▶ **文書抜粋**:

* * *

弁護士 伊﨑 翔
奈良弁護士会
この記事の執筆者:弁護士 伊﨑 翔
近畿圏内の地方裁判所や家庭裁判所で裁判所事務官・裁判所書記官として勤務。在職中に予備試験及び司法試験に合格し、弁護士となる。家庭裁判所での経験を活かし、相続等の家事事件を取り扱っている。
遺産相続をめぐる問題は、親族という近しい関係の中で発生するため、感情的な対立を伴いやすく、冷静な話し合いが困難になることも少なくありません。相続人同士での遺産分割協議がまとまらない場合や、話し合い自体に応じない相続人がいるような場合には、家庭裁判所の手続を活用することで解決を図ることが可能です。
主な法的手続には、「遺産分割調停」と「遺産分割審判」があります。それぞれの制度について、実務上のポイントを交えて解説します。
目次
遺産分割調停-話し合いによる円満な解決のために
家庭裁判所に申し立てて行う話し合いの場、それが「遺産分割調停」です。裁判官と2名の調停委員から構成される調停委員会が、中立の立場から相続人それぞれの事情を丁寧に聞き取り、合意形成に向けて助言やあっ旋を行います。
この手続きは非公開で行われ、プライバシーの保護にも配慮されています。各相続人とは個別に面談形式で進めるのが一般的で、相手方と直接顔を合わせずに済むため、対立が激しい場合でも利用しやすい制度です。
【申立費用・必要書類】
調停は相続人の1人からでも申立可能です。必要書類には、戸籍謄本や遺産の内容を証明する書類(不動産の登記事項証明書、預金通帳の写し等)が含まれます。費用は収入印紙1,200円と、郵便切手が数千円程度です。
【調停の成立】
全員の合意が成立すれば、「調停調書」が作成されます。この調書には確定判決と同等の効力があり、不動産登記や強制執行も可能です。
【調停における留意点】
- 相続人の確定:調停には相続人全員の参加が不可欠です。戸籍で確認が必要となります。
- 遺産の範囲に争いがある場合:事前に民事訴訟(遺産確認の訴え等)で解決を図る必要があります。

* * *

▶ **学習資料**:
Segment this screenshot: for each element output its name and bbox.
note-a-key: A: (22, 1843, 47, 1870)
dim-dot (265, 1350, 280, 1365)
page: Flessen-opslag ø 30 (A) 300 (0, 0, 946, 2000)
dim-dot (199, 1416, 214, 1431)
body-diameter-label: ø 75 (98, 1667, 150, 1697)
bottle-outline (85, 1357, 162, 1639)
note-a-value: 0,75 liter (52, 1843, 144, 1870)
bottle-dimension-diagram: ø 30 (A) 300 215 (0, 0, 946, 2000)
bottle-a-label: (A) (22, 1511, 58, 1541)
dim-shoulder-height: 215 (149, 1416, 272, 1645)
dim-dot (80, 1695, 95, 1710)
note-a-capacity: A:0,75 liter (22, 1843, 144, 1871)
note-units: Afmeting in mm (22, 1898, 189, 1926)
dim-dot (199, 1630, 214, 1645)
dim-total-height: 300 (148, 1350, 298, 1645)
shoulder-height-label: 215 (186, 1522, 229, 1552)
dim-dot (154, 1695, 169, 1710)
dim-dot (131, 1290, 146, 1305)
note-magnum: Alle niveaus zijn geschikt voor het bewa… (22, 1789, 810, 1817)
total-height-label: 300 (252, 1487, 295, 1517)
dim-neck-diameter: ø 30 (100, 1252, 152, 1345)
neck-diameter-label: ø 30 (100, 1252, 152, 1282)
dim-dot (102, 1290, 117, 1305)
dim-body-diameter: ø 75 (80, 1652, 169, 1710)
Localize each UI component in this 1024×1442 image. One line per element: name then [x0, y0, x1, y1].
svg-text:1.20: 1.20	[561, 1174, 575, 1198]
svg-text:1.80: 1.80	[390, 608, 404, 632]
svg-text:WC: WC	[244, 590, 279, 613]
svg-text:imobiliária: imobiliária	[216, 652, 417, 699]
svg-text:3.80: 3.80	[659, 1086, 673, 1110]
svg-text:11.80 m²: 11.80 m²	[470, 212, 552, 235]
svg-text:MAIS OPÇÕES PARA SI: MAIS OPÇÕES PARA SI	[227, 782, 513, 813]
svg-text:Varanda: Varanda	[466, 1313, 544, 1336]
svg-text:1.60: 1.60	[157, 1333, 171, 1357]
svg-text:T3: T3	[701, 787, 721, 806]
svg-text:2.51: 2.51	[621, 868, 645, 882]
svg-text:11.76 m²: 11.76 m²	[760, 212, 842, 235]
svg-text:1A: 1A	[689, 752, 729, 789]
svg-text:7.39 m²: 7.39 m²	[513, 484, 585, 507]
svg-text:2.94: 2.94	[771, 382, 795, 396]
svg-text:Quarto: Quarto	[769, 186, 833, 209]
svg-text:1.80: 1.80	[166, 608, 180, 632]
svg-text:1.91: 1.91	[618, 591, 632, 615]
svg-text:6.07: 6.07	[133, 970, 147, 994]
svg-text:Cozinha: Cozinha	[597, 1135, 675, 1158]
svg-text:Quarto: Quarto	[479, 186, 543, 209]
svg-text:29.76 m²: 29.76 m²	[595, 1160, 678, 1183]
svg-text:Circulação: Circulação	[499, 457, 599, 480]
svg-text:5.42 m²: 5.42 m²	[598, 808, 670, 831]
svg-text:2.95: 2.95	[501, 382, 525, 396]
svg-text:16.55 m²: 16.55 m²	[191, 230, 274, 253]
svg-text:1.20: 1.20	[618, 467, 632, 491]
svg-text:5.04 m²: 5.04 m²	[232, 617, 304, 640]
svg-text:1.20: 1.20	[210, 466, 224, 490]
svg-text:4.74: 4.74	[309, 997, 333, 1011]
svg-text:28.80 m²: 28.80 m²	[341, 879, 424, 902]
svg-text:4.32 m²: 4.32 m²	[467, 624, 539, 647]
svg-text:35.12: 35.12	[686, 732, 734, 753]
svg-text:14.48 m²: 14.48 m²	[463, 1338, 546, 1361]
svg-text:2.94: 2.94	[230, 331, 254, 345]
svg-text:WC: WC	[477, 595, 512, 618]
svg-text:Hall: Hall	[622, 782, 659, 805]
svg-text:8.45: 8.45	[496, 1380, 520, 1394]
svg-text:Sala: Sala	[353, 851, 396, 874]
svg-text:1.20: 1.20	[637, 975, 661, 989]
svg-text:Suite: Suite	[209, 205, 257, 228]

* * *

▶ **課題について**:
文書抜粋から、「この手続きは非公開で行われ、」で始まり「産登記や強制執行も可能です。」で終わる部分を、そのまま一字一句書き写してください。 これらの記録は、上の文書抜粋とは別個の資料です。

▶ **課題の解答**:
この手続きは非公開で行われ、プライバシーの保護にも配慮されています。各相続人とは個別に面談形式で進めるのが一般的で、相手方と直接顔を合わせずに済むため、対立が激しい場合でも利用しやすい制度です。
【申立費用・必要書類】
調停は相続人の1人からでも申立可能です。必要書類には、戸籍謄本や遺産の内容を証明する書類(不動産の登記事項証明書、預金通帳の写し等)が含まれます。費用は収入印紙1,200円と、郵便切手が数千円程度です。
【調停の成立】
全員の合意が成立すれば、「調停調書」が作成されます。この調書には確定判決と同等の効力があり、不動産登記や強制執行も可能です。